### DATA IN THIS EXERCISE

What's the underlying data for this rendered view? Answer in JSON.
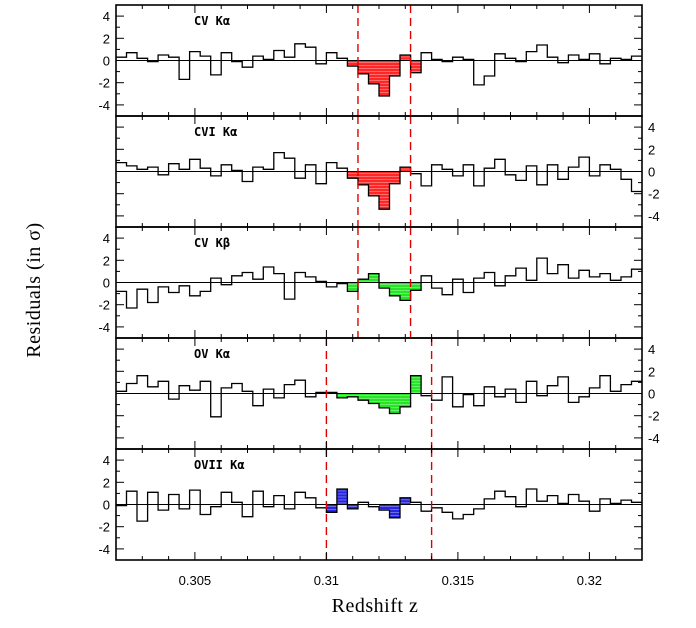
{
  "chart_data": {
    "type": "step",
    "xlabel": "Redshift z",
    "ylabel": "Residuals (in σ)",
    "xlim": [
      0.302,
      0.322
    ],
    "ylim": [
      -5,
      5
    ],
    "x_ticks": [
      "0.305",
      "0.31",
      "0.315",
      "0.32"
    ],
    "y_ticks": [
      "4",
      "2",
      "0",
      "-2",
      "-4"
    ],
    "grid": false,
    "colors": {
      "red": "#ff0000",
      "green": "#00e000",
      "blue": "#0000dd",
      "dashed": "#e00000",
      "line": "#000000"
    },
    "panels": [
      {
        "title": "CV Kα",
        "y_axis_side": "left",
        "fill_color": "#ff0000",
        "dashed_lines": [
          0.3112,
          0.3132
        ],
        "x0": 0.302,
        "dx": 0.0004,
        "values": [
          0.3,
          0.7,
          0.2,
          -0.1,
          0.5,
          0.3,
          -1.7,
          0.8,
          0.4,
          -1.3,
          0.7,
          -0.1,
          -0.6,
          0.4,
          0.1,
          0.9,
          0.3,
          1.5,
          1.2,
          -0.3,
          0.7,
          0.2,
          -0.5,
          -1.2,
          -2.1,
          -3.2,
          -1.4,
          0.5,
          -1.1,
          0.7,
          0.1,
          -0.1,
          0.3,
          0.1,
          -2.2,
          -1.4,
          0.6,
          0.2,
          -0.1,
          0.8,
          1.4,
          0.3,
          -0.2,
          0.5,
          0.1,
          0.6,
          -0.3,
          0.2,
          0.1,
          0.4
        ],
        "filled": [
          false,
          false,
          false,
          false,
          false,
          false,
          false,
          false,
          false,
          false,
          false,
          false,
          false,
          false,
          false,
          false,
          false,
          false,
          false,
          false,
          false,
          false,
          true,
          true,
          true,
          true,
          true,
          true,
          true,
          false,
          false,
          false,
          false,
          false,
          false,
          false,
          false,
          false,
          false,
          false,
          false,
          false,
          false,
          false,
          false,
          false,
          false,
          false,
          false,
          false
        ]
      },
      {
        "title": "CVI Kα",
        "y_axis_side": "right",
        "fill_color": "#ff0000",
        "dashed_lines": [
          0.3112,
          0.3132
        ],
        "x0": 0.302,
        "dx": 0.0004,
        "values": [
          0.8,
          0.5,
          0.2,
          0.4,
          -0.3,
          0.7,
          0.2,
          1.1,
          0.3,
          -0.4,
          0.6,
          0.1,
          -0.9,
          0.4,
          0.2,
          1.7,
          1.2,
          -0.6,
          0.6,
          -1.1,
          0.8,
          0.3,
          -0.6,
          -1.2,
          -2.2,
          -3.4,
          -1.1,
          0.4,
          -0.2,
          -1.3,
          0.6,
          0.2,
          -0.4,
          0.6,
          -1.3,
          0.3,
          1.1,
          -0.3,
          -0.8,
          0.5,
          -1.2,
          0.6,
          -0.7,
          0.4,
          1.3,
          -0.4,
          0.6,
          0.2,
          -0.7,
          -1.8
        ],
        "filled": [
          false,
          false,
          false,
          false,
          false,
          false,
          false,
          false,
          false,
          false,
          false,
          false,
          false,
          false,
          false,
          false,
          false,
          false,
          false,
          false,
          false,
          false,
          true,
          true,
          true,
          true,
          true,
          true,
          false,
          false,
          false,
          false,
          false,
          false,
          false,
          false,
          false,
          false,
          false,
          false,
          false,
          false,
          false,
          false,
          false,
          false,
          false,
          false,
          false,
          false
        ]
      },
      {
        "title": "CV Kβ",
        "y_axis_side": "left",
        "fill_color": "#00e000",
        "dashed_lines": [
          0.3112,
          0.3132
        ],
        "x0": 0.302,
        "dx": 0.0004,
        "values": [
          -0.8,
          -2.3,
          -0.6,
          -1.8,
          -0.4,
          -0.9,
          -0.3,
          -1.2,
          -0.8,
          0.4,
          -0.2,
          0.6,
          0.9,
          0.3,
          1.4,
          0.8,
          -1.5,
          0.9,
          0.5,
          0.1,
          -0.4,
          -0.1,
          -0.8,
          0.3,
          0.8,
          -0.5,
          -1.2,
          -1.6,
          -0.7,
          0.6,
          -0.5,
          -1.1,
          0.3,
          -0.9,
          0.4,
          0.9,
          -0.3,
          0.6,
          1.3,
          0.2,
          2.2,
          0.8,
          1.6,
          0.4,
          1.1,
          0.5,
          0.8,
          0.2,
          0.5,
          1.2
        ],
        "filled": [
          false,
          false,
          false,
          false,
          false,
          false,
          false,
          false,
          false,
          false,
          false,
          false,
          false,
          false,
          false,
          false,
          false,
          false,
          false,
          false,
          false,
          false,
          true,
          true,
          true,
          true,
          true,
          true,
          true,
          false,
          false,
          false,
          false,
          false,
          false,
          false,
          false,
          false,
          false,
          false,
          false,
          false,
          false,
          false,
          false,
          false,
          false,
          false,
          false,
          false
        ]
      },
      {
        "title": "OV Kα",
        "y_axis_side": "right",
        "fill_color": "#00e000",
        "dashed_lines": [
          0.31,
          0.314
        ],
        "x0": 0.302,
        "dx": 0.0004,
        "values": [
          0.2,
          0.9,
          1.6,
          0.6,
          1.1,
          -0.5,
          0.7,
          0.3,
          1.1,
          -2.1,
          0.5,
          0.9,
          0.2,
          -1.1,
          0.4,
          -0.4,
          0.8,
          1.2,
          -0.3,
          0.1,
          0.1,
          -0.4,
          -0.3,
          -0.6,
          -0.9,
          -1.3,
          -1.8,
          -1.2,
          1.6,
          -0.2,
          -0.6,
          1.5,
          -1.2,
          -0.1,
          -1.1,
          0.6,
          -0.3,
          0.4,
          -0.8,
          1.1,
          -0.2,
          0.7,
          1.5,
          -0.8,
          -0.3,
          0.5,
          1.6,
          0.2,
          0.8,
          1.1
        ],
        "filled": [
          false,
          false,
          false,
          false,
          false,
          false,
          false,
          false,
          false,
          false,
          false,
          false,
          false,
          false,
          false,
          false,
          false,
          false,
          false,
          false,
          true,
          true,
          true,
          true,
          true,
          true,
          true,
          true,
          true,
          false,
          false,
          false,
          false,
          false,
          false,
          false,
          false,
          false,
          false,
          false,
          false,
          false,
          false,
          false,
          false,
          false,
          false,
          false,
          false,
          false
        ]
      },
      {
        "title": "OVII Kα",
        "y_axis_side": "left",
        "fill_color": "#0000dd",
        "dashed_lines": [
          0.31,
          0.314
        ],
        "x0": 0.302,
        "dx": 0.0004,
        "values": [
          -0.1,
          1.2,
          -1.5,
          1.1,
          -0.5,
          0.9,
          -0.4,
          1.3,
          -0.9,
          -0.2,
          1.1,
          0.2,
          -1.1,
          1.2,
          -0.2,
          0.8,
          -0.4,
          1.1,
          0.6,
          -0.3,
          -0.7,
          1.4,
          -0.4,
          0.2,
          -0.2,
          -0.5,
          -1.2,
          0.6,
          0.2,
          -0.6,
          -0.3,
          -0.7,
          -1.3,
          -0.9,
          -0.4,
          0.5,
          1.2,
          0.7,
          -0.2,
          1.4,
          0.3,
          0.8,
          0.1,
          0.9,
          0.3,
          -0.6,
          0.5,
          0.1,
          0.4,
          0.2
        ],
        "filled": [
          false,
          false,
          false,
          false,
          false,
          false,
          false,
          false,
          false,
          false,
          false,
          false,
          false,
          false,
          false,
          false,
          false,
          false,
          false,
          false,
          true,
          true,
          true,
          false,
          false,
          true,
          true,
          true,
          false,
          false,
          false,
          false,
          false,
          false,
          false,
          false,
          false,
          false,
          false,
          false,
          false,
          false,
          false,
          false,
          false,
          false,
          false,
          false,
          false,
          false
        ]
      }
    ]
  }
}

### STATED PROBLEM
Quote all the lines above exactly as given. Do not include the pictures.

### RESPONSE
What's the underlying data for this rendered view? Answer in JSON.
{
  "chart_data": {
    "type": "step",
    "xlabel": "Redshift z",
    "ylabel": "Residuals (in σ)",
    "xlim": [
      0.302,
      0.322
    ],
    "ylim": [
      -5,
      5
    ],
    "x_ticks": [
      "0.305",
      "0.31",
      "0.315",
      "0.32"
    ],
    "y_ticks": [
      "4",
      "2",
      "0",
      "-2",
      "-4"
    ],
    "grid": false,
    "colors": {
      "red": "#ff0000",
      "green": "#00e000",
      "blue": "#0000dd",
      "dashed": "#e00000",
      "line": "#000000"
    },
    "panels": [
      {
        "title": "CV Kα",
        "y_axis_side": "left",
        "fill_color": "#ff0000",
        "dashed_lines": [
          0.3112,
          0.3132
        ],
        "x0": 0.302,
        "dx": 0.0004,
        "values": [
          0.3,
          0.7,
          0.2,
          -0.1,
          0.5,
          0.3,
          -1.7,
          0.8,
          0.4,
          -1.3,
          0.7,
          -0.1,
          -0.6,
          0.4,
          0.1,
          0.9,
          0.3,
          1.5,
          1.2,
          -0.3,
          0.7,
          0.2,
          -0.5,
          -1.2,
          -2.1,
          -3.2,
          -1.4,
          0.5,
          -1.1,
          0.7,
          0.1,
          -0.1,
          0.3,
          0.1,
          -2.2,
          -1.4,
          0.6,
          0.2,
          -0.1,
          0.8,
          1.4,
          0.3,
          -0.2,
          0.5,
          0.1,
          0.6,
          -0.3,
          0.2,
          0.1,
          0.4
        ],
        "filled": [
          false,
          false,
          false,
          false,
          false,
          false,
          false,
          false,
          false,
          false,
          false,
          false,
          false,
          false,
          false,
          false,
          false,
          false,
          false,
          false,
          false,
          false,
          true,
          true,
          true,
          true,
          true,
          true,
          true,
          false,
          false,
          false,
          false,
          false,
          false,
          false,
          false,
          false,
          false,
          false,
          false,
          false,
          false,
          false,
          false,
          false,
          false,
          false,
          false,
          false
        ]
      },
      {
        "title": "CVI Kα",
        "y_axis_side": "right",
        "fill_color": "#ff0000",
        "dashed_lines": [
          0.3112,
          0.3132
        ],
        "x0": 0.302,
        "dx": 0.0004,
        "values": [
          0.8,
          0.5,
          0.2,
          0.4,
          -0.3,
          0.7,
          0.2,
          1.1,
          0.3,
          -0.4,
          0.6,
          0.1,
          -0.9,
          0.4,
          0.2,
          1.7,
          1.2,
          -0.6,
          0.6,
          -1.1,
          0.8,
          0.3,
          -0.6,
          -1.2,
          -2.2,
          -3.4,
          -1.1,
          0.4,
          -0.2,
          -1.3,
          0.6,
          0.2,
          -0.4,
          0.6,
          -1.3,
          0.3,
          1.1,
          -0.3,
          -0.8,
          0.5,
          -1.2,
          0.6,
          -0.7,
          0.4,
          1.3,
          -0.4,
          0.6,
          0.2,
          -0.7,
          -1.8
        ],
        "filled": [
          false,
          false,
          false,
          false,
          false,
          false,
          false,
          false,
          false,
          false,
          false,
          false,
          false,
          false,
          false,
          false,
          false,
          false,
          false,
          false,
          false,
          false,
          true,
          true,
          true,
          true,
          true,
          true,
          false,
          false,
          false,
          false,
          false,
          false,
          false,
          false,
          false,
          false,
          false,
          false,
          false,
          false,
          false,
          false,
          false,
          false,
          false,
          false,
          false,
          false
        ]
      },
      {
        "title": "CV Kβ",
        "y_axis_side": "left",
        "fill_color": "#00e000",
        "dashed_lines": [
          0.3112,
          0.3132
        ],
        "x0": 0.302,
        "dx": 0.0004,
        "values": [
          -0.8,
          -2.3,
          -0.6,
          -1.8,
          -0.4,
          -0.9,
          -0.3,
          -1.2,
          -0.8,
          0.4,
          -0.2,
          0.6,
          0.9,
          0.3,
          1.4,
          0.8,
          -1.5,
          0.9,
          0.5,
          0.1,
          -0.4,
          -0.1,
          -0.8,
          0.3,
          0.8,
          -0.5,
          -1.2,
          -1.6,
          -0.7,
          0.6,
          -0.5,
          -1.1,
          0.3,
          -0.9,
          0.4,
          0.9,
          -0.3,
          0.6,
          1.3,
          0.2,
          2.2,
          0.8,
          1.6,
          0.4,
          1.1,
          0.5,
          0.8,
          0.2,
          0.5,
          1.2
        ],
        "filled": [
          false,
          false,
          false,
          false,
          false,
          false,
          false,
          false,
          false,
          false,
          false,
          false,
          false,
          false,
          false,
          false,
          false,
          false,
          false,
          false,
          false,
          false,
          true,
          true,
          true,
          true,
          true,
          true,
          true,
          false,
          false,
          false,
          false,
          false,
          false,
          false,
          false,
          false,
          false,
          false,
          false,
          false,
          false,
          false,
          false,
          false,
          false,
          false,
          false,
          false
        ]
      },
      {
        "title": "OV Kα",
        "y_axis_side": "right",
        "fill_color": "#00e000",
        "dashed_lines": [
          0.31,
          0.314
        ],
        "x0": 0.302,
        "dx": 0.0004,
        "values": [
          0.2,
          0.9,
          1.6,
          0.6,
          1.1,
          -0.5,
          0.7,
          0.3,
          1.1,
          -2.1,
          0.5,
          0.9,
          0.2,
          -1.1,
          0.4,
          -0.4,
          0.8,
          1.2,
          -0.3,
          0.1,
          0.1,
          -0.4,
          -0.3,
          -0.6,
          -0.9,
          -1.3,
          -1.8,
          -1.2,
          1.6,
          -0.2,
          -0.6,
          1.5,
          -1.2,
          -0.1,
          -1.1,
          0.6,
          -0.3,
          0.4,
          -0.8,
          1.1,
          -0.2,
          0.7,
          1.5,
          -0.8,
          -0.3,
          0.5,
          1.6,
          0.2,
          0.8,
          1.1
        ],
        "filled": [
          false,
          false,
          false,
          false,
          false,
          false,
          false,
          false,
          false,
          false,
          false,
          false,
          false,
          false,
          false,
          false,
          false,
          false,
          false,
          false,
          true,
          true,
          true,
          true,
          true,
          true,
          true,
          true,
          true,
          false,
          false,
          false,
          false,
          false,
          false,
          false,
          false,
          false,
          false,
          false,
          false,
          false,
          false,
          false,
          false,
          false,
          false,
          false,
          false,
          false
        ]
      },
      {
        "title": "OVII Kα",
        "y_axis_side": "left",
        "fill_color": "#0000dd",
        "dashed_lines": [
          0.31,
          0.314
        ],
        "x0": 0.302,
        "dx": 0.0004,
        "values": [
          -0.1,
          1.2,
          -1.5,
          1.1,
          -0.5,
          0.9,
          -0.4,
          1.3,
          -0.9,
          -0.2,
          1.1,
          0.2,
          -1.1,
          1.2,
          -0.2,
          0.8,
          -0.4,
          1.1,
          0.6,
          -0.3,
          -0.7,
          1.4,
          -0.4,
          0.2,
          -0.2,
          -0.5,
          -1.2,
          0.6,
          0.2,
          -0.6,
          -0.3,
          -0.7,
          -1.3,
          -0.9,
          -0.4,
          0.5,
          1.2,
          0.7,
          -0.2,
          1.4,
          0.3,
          0.8,
          0.1,
          0.9,
          0.3,
          -0.6,
          0.5,
          0.1,
          0.4,
          0.2
        ],
        "filled": [
          false,
          false,
          false,
          false,
          false,
          false,
          false,
          false,
          false,
          false,
          false,
          false,
          false,
          false,
          false,
          false,
          false,
          false,
          false,
          false,
          true,
          true,
          true,
          false,
          false,
          true,
          true,
          true,
          false,
          false,
          false,
          false,
          false,
          false,
          false,
          false,
          false,
          false,
          false,
          false,
          false,
          false,
          false,
          false,
          false,
          false,
          false,
          false,
          false,
          false
        ]
      }
    ]
  }
}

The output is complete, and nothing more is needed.